- _Dataset records_
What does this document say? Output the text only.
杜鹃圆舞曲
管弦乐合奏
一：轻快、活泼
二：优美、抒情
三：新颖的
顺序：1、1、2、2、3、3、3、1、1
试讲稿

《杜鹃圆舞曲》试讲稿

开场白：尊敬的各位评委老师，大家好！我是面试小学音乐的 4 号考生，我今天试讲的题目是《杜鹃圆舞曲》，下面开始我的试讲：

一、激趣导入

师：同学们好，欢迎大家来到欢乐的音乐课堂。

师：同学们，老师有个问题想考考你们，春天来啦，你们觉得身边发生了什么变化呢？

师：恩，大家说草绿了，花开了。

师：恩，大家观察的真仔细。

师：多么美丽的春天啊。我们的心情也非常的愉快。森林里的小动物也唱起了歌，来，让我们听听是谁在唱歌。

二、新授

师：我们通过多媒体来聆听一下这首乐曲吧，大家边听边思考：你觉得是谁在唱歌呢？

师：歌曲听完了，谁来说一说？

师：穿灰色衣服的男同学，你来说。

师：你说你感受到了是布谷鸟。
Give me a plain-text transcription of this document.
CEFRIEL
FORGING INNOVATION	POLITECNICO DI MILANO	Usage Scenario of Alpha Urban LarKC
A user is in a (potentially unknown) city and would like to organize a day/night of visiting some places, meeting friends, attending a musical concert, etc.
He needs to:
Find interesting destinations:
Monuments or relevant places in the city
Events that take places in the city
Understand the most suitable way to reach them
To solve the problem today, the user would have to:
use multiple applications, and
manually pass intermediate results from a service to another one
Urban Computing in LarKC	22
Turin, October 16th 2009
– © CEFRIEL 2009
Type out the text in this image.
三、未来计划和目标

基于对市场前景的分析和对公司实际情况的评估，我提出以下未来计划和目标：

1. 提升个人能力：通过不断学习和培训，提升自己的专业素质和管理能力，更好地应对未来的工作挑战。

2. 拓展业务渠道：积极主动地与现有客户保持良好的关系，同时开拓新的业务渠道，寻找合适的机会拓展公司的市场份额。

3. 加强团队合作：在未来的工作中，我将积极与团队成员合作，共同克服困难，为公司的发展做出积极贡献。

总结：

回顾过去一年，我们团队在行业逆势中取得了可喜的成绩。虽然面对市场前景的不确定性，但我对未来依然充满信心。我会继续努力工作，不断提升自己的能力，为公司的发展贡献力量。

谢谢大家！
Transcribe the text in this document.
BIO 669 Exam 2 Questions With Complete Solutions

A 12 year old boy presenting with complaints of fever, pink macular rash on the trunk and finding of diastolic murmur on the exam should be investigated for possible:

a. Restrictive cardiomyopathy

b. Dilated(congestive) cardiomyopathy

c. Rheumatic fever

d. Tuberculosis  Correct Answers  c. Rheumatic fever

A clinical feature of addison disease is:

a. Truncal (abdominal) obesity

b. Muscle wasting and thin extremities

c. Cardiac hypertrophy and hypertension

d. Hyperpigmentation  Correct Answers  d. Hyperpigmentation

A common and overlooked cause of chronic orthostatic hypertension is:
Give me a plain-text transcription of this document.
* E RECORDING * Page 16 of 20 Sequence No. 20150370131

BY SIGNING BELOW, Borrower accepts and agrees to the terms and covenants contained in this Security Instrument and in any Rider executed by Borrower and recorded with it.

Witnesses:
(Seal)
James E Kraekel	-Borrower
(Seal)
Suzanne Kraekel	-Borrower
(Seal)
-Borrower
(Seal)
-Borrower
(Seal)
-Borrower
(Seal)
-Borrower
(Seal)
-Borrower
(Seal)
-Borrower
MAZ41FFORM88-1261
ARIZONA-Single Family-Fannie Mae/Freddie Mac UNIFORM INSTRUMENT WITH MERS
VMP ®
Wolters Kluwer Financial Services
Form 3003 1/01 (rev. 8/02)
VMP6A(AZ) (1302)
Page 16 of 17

- _Given problem_
All of the entries above need to be reproduced exactly.

- _Task output_
What does this document say? Output the text only.
杜鹃圆舞曲
管弦乐合奏
一：轻快、活泼
二：优美、抒情
三：新颖的
顺序：1、1、2、2、3、3、3、1、1
试讲稿

《杜鹃圆舞曲》试讲稿

开场白：尊敬的各位评委老师，大家好！我是面试小学音乐的 4 号考生，我今天试讲的题目是《杜鹃圆舞曲》，下面开始我的试讲：

一、激趣导入

师：同学们好，欢迎大家来到欢乐的音乐课堂。

师：同学们，老师有个问题想考考你们，春天来啦，你们觉得身边发生了什么变化呢？

师：恩，大家说草绿了，花开了。

师：恩，大家观察的真仔细。

师：多么美丽的春天啊。我们的心情也非常的愉快。森林里的小动物也唱起了歌，来，让我们听听是谁在唱歌。

二、新授

师：我们通过多媒体来聆听一下这首乐曲吧，大家边听边思考：你觉得是谁在唱歌呢？

师：歌曲听完了，谁来说一说？

师：穿灰色衣服的男同学，你来说。

师：你说你感受到了是布谷鸟。
Give me a plain-text transcription of this document.
CEFRIEL
FORGING INNOVATION	POLITECNICO DI MILANO	Usage Scenario of Alpha Urban LarKC
A user is in a (potentially unknown) city and would like to organize a day/night of visiting some places, meeting friends, attending a musical concert, etc.
He needs to:
Find interesting destinations:
Monuments or relevant places in the city
Events that take places in the city
Understand the most suitable way to reach them
To solve the problem today, the user would have to:
use multiple applications, and
manually pass intermediate results from a service to another one
Urban Computing in LarKC	22
Turin, October 16th 2009
– © CEFRIEL 2009
Type out the text in this image.
三、未来计划和目标

基于对市场前景的分析和对公司实际情况的评估，我提出以下未来计划和目标：

1. 提升个人能力：通过不断学习和培训，提升自己的专业素质和管理能力，更好地应对未来的工作挑战。

2. 拓展业务渠道：积极主动地与现有客户保持良好的关系，同时开拓新的业务渠道，寻找合适的机会拓展公司的市场份额。

3. 加强团队合作：在未来的工作中，我将积极与团队成员合作，共同克服困难，为公司的发展做出积极贡献。

总结：

回顾过去一年，我们团队在行业逆势中取得了可喜的成绩。虽然面对市场前景的不确定性，但我对未来依然充满信心。我会继续努力工作，不断提升自己的能力，为公司的发展贡献力量。

谢谢大家！
Transcribe the text in this document.
BIO 669 Exam 2 Questions With Complete Solutions

A 12 year old boy presenting with complaints of fever, pink macular rash on the trunk and finding of diastolic murmur on the exam should be investigated for possible:

a. Restrictive cardiomyopathy

b. Dilated(congestive) cardiomyopathy

c. Rheumatic fever

d. Tuberculosis  Correct Answers  c. Rheumatic fever

A clinical feature of addison disease is:

a. Truncal (abdominal) obesity

b. Muscle wasting and thin extremities

c. Cardiac hypertrophy and hypertension

d. Hyperpigmentation  Correct Answers  d. Hyperpigmentation

A common and overlooked cause of chronic orthostatic hypertension is:
Give me a plain-text transcription of this document.
* E RECORDING * Page 16 of 20 Sequence No. 20150370131

BY SIGNING BELOW, Borrower accepts and agrees to the terms and covenants contained in this Security Instrument and in any Rider executed by Borrower and recorded with it.

Witnesses:
(Seal)
James E Kraekel	-Borrower
(Seal)
Suzanne Kraekel	-Borrower
(Seal)
-Borrower
(Seal)
-Borrower
(Seal)
-Borrower
(Seal)
-Borrower
(Seal)
-Borrower
(Seal)
-Borrower
MAZ41FFORM88-1261
ARIZONA-Single Family-Fannie Mae/Freddie Mac UNIFORM INSTRUMENT WITH MERS
VMP ®
Wolters Kluwer Financial Services
Form 3003 1/01 (rev. 8/02)
VMP6A(AZ) (1302)
Page 16 of 17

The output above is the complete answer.